TREŚĆ ZADANIA
Określ, czy poniższe stwierdzenia są zgodne z tekstem o oszustwie przy zakupie w internecie, i przy każdym podaj „tak” lub „nie” wraz z rozstrzygającym fragmentem tekstu przytoczonym dosłownie. 1. Mężczyzna zapłacił za towar przelewem przed otrzymaniem paczki. 2. W paczce zamiast zamówionego towaru znajdowała się mini wkrętarka. 3. Policjanci skierowali pismo do centrali poczty w Warszawie.
====== TEKST DO PRZECZYTANIA
Wczoraj do gniewkowskiego komisariatu zgłosił się mężczyzna, który powiadomił o oszustwie na jego szkodę. Pod koniec marca na internetowej platformie społecznościowej znalazł reklamę jednego z sieci sklepów. Była tam oferta sprzedaży urządzenia do automatycznej diagnostyki pojazdów i skaner wartości 470 zł.

- Mężczyzna przekonany, że sprzedawcą jest dana sieć sklepu kliknął w podany link. Wypełnił wszystkie wymagane dane i złożył zamówienie za pobraniem. Wczoraj otrzymał paczkę, za którą zapłacił kurierowi. Na etykiecie nie było wcale sieci sklepów, która miała sprzedawać towar, a zupełnie inna firma. Po otwarciu paczki okazało się, że zamiast tego co zamawiał była mini wkrętarka - informuje asp. szt. Izabella Drobniecka, oficer prasowy KPP w Inowrocławiu.

Gniewkowscy policjanci niezwłocznie wystosowali pismo do warszawskiej centrali poczty, co skutkowało zablokowaniem przelewu pieniędzy na konto sprzedającego.

Policjanci apelują, by przed złożeniem każdego zamówienia przez internet dokładnie sprawdzać oferenta. Warto czytać komentarze na jego temat. Warto analizować również ceny oferowanych towarów, czy oby nie są tak zaniżone, że mogą sugerować oszustwo. Policja przypomina także, aby być ostrożnym w przypadku podsyłanych linków. Często jest tak, że za ich pośrednictwem otwierają się podstrony, a opłata może skutkować kradzieżą z konta znacznie większej gotówki.
============
====== DANE ŹRÓDŁOWE
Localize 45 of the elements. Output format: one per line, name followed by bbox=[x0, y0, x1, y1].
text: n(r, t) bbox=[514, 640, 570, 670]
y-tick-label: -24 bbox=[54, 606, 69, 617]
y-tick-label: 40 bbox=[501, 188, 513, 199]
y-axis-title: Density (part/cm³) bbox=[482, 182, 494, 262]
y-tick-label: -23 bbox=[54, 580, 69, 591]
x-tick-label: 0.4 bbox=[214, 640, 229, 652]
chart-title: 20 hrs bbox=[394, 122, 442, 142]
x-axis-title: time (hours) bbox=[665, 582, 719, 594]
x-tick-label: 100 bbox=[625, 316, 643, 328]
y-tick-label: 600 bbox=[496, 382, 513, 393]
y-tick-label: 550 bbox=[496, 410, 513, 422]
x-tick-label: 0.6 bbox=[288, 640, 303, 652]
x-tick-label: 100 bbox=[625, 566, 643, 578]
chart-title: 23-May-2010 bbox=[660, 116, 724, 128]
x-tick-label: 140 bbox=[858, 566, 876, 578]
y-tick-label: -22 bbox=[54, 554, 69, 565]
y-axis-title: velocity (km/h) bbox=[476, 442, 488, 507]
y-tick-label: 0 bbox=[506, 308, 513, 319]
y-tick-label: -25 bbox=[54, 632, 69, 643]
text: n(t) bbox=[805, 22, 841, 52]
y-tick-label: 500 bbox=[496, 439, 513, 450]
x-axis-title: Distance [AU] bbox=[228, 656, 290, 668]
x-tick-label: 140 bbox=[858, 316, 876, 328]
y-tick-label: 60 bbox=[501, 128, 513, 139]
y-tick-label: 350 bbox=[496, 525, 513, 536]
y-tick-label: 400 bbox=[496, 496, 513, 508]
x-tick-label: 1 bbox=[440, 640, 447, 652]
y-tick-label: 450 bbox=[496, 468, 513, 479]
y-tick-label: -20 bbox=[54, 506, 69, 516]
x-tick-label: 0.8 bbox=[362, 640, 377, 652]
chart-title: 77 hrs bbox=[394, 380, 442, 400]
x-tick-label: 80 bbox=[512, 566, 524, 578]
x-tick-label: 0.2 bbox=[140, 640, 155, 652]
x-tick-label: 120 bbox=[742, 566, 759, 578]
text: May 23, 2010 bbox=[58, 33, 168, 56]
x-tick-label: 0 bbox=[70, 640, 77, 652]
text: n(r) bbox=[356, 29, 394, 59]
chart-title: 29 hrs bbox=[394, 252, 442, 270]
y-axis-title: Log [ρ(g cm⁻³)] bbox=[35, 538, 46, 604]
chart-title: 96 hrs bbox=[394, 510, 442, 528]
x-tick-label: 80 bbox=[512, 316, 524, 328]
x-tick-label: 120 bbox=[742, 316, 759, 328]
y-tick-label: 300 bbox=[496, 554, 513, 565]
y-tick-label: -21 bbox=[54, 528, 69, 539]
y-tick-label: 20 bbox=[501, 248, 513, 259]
============
ROZWIĄZANIE ZADANIA
1. Nie: „Wczoraj otrzymał paczkę, za którą zapłacił kurierowi.”
2. Tak: „Po otwarciu paczki okazało się, że zamiast tego co zamawiał była mini wkrętarka”
3. Tak: „Gniewkowscy policjanci niezwłocznie wystosowali pismo do warszawskiej centrali poczty”